# Written request:
How many lines in these records hold the string "transcript"? State only that number.

● ● ● ●

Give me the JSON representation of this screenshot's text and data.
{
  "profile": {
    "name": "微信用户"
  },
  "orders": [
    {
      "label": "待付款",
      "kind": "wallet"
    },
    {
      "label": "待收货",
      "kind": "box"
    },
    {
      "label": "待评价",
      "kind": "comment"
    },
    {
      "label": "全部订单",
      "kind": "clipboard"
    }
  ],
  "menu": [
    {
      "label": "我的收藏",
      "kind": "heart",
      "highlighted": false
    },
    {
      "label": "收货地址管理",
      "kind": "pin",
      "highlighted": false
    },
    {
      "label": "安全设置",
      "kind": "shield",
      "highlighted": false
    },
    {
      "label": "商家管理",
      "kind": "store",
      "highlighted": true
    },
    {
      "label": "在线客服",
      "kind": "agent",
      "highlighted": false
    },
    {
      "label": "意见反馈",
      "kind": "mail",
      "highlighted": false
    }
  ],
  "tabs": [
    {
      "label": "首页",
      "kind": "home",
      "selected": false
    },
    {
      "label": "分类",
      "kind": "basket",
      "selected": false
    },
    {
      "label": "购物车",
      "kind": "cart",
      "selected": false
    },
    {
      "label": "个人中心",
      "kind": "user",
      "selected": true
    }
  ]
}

● ● ● ●

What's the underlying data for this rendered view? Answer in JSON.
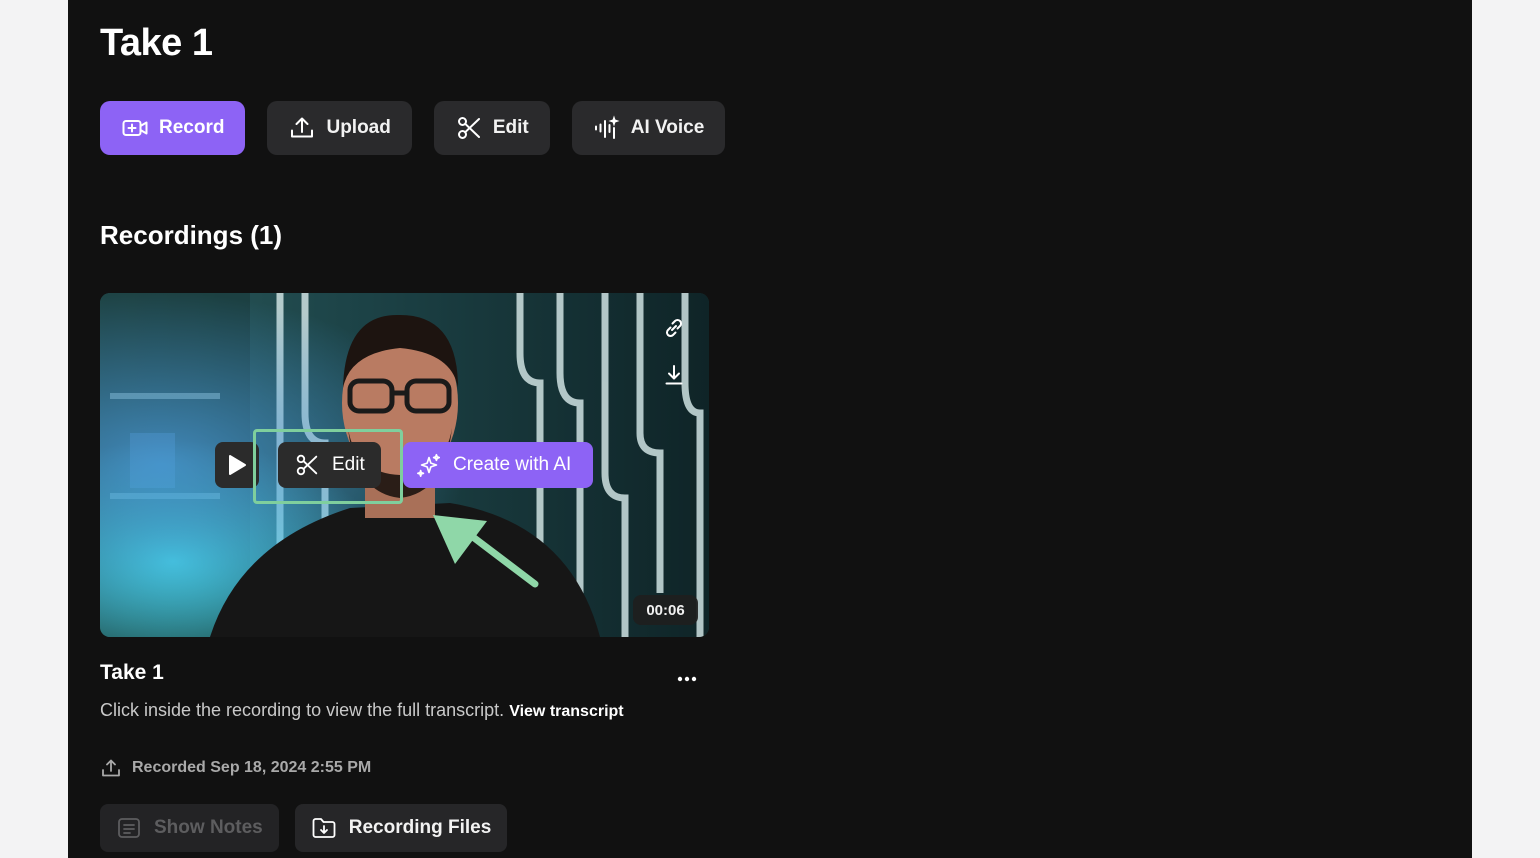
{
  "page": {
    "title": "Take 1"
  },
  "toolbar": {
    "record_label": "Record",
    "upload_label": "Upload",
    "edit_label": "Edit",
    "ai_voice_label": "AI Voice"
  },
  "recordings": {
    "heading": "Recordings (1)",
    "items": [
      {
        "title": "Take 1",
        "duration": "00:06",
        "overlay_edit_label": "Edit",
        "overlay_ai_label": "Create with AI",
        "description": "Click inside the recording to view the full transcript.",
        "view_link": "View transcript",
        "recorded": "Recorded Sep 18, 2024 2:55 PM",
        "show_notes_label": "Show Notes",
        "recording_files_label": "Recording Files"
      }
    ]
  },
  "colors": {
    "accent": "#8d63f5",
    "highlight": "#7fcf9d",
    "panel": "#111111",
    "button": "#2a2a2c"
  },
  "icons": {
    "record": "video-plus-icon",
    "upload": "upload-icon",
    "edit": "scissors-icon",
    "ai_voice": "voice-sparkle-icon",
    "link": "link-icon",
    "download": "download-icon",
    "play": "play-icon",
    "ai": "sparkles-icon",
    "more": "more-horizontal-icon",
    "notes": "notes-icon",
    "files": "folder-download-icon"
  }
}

● ● ● ●

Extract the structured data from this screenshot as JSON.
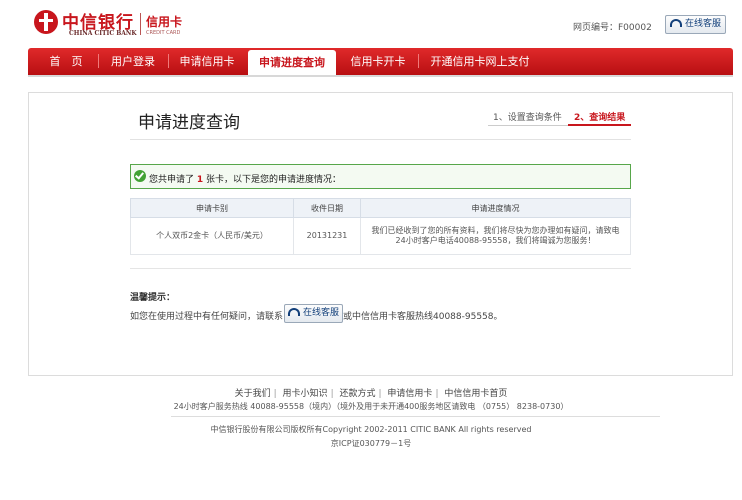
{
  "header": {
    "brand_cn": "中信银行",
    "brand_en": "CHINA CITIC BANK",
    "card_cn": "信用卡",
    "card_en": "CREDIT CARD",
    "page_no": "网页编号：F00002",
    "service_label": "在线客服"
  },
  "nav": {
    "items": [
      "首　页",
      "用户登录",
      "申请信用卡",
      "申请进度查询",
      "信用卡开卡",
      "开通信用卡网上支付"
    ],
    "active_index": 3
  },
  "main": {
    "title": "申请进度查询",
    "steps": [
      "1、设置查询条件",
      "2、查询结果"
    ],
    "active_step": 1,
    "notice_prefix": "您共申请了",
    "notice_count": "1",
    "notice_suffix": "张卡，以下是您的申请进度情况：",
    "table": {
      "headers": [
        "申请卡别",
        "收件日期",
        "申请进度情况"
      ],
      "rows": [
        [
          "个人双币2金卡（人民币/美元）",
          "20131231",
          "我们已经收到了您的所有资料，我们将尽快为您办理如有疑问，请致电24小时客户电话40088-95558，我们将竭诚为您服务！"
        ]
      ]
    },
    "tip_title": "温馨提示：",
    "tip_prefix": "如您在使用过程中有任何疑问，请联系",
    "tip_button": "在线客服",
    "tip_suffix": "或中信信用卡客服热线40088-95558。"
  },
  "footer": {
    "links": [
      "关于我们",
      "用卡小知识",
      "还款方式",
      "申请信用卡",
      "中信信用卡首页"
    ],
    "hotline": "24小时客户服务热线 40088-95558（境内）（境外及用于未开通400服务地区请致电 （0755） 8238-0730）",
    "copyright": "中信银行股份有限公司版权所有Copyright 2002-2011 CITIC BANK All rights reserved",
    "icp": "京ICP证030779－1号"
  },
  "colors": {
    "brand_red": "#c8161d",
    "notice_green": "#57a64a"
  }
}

● ● ● ●

# Final answer:
2